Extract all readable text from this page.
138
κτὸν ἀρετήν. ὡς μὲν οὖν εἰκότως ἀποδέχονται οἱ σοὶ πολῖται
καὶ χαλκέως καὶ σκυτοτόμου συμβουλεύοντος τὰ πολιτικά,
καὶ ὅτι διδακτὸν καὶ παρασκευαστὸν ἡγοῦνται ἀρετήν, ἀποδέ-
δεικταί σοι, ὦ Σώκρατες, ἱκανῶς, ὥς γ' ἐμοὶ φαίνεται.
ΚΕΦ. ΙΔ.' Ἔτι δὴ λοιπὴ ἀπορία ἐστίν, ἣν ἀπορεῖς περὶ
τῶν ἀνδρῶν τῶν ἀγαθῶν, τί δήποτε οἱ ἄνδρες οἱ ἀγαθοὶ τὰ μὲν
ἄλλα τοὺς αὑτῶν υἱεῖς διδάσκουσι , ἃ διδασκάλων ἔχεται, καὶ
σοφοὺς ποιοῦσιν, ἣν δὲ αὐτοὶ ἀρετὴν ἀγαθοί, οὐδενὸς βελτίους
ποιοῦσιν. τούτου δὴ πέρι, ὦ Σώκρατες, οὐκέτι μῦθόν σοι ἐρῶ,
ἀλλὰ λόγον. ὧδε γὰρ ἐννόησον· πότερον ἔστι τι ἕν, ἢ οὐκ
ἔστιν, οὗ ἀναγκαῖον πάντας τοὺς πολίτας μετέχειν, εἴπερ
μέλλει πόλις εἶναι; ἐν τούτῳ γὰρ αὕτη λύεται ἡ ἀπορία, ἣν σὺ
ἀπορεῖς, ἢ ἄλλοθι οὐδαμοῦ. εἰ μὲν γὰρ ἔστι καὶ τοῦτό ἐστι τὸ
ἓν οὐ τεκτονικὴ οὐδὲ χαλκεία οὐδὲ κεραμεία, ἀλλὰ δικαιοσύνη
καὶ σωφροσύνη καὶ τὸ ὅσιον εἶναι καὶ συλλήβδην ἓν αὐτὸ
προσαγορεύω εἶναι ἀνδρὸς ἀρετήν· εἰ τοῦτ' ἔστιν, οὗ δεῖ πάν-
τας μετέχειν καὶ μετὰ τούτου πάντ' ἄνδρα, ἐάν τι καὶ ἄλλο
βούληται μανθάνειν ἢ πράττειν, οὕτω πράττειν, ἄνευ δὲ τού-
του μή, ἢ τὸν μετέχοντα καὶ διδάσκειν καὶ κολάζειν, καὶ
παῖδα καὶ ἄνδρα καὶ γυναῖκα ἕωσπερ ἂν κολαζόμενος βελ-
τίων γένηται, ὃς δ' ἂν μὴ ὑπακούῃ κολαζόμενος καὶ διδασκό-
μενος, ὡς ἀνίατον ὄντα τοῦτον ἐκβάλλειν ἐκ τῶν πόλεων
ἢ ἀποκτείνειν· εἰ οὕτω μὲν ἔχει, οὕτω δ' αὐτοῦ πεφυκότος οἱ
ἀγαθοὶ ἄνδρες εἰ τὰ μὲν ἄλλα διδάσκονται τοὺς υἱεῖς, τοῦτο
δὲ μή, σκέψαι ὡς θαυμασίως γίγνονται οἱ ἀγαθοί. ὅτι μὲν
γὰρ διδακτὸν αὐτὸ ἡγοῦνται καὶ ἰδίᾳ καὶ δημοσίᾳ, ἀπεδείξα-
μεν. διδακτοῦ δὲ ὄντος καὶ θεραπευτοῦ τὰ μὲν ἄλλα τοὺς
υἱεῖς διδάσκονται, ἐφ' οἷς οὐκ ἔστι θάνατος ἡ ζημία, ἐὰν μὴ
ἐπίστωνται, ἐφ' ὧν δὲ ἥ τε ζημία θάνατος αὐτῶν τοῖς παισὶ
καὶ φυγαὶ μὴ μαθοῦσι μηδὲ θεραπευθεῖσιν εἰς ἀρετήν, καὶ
= = = =
Go through the listing above and report how many of its lines contain the word "μετέχειν", with only the number as output.

2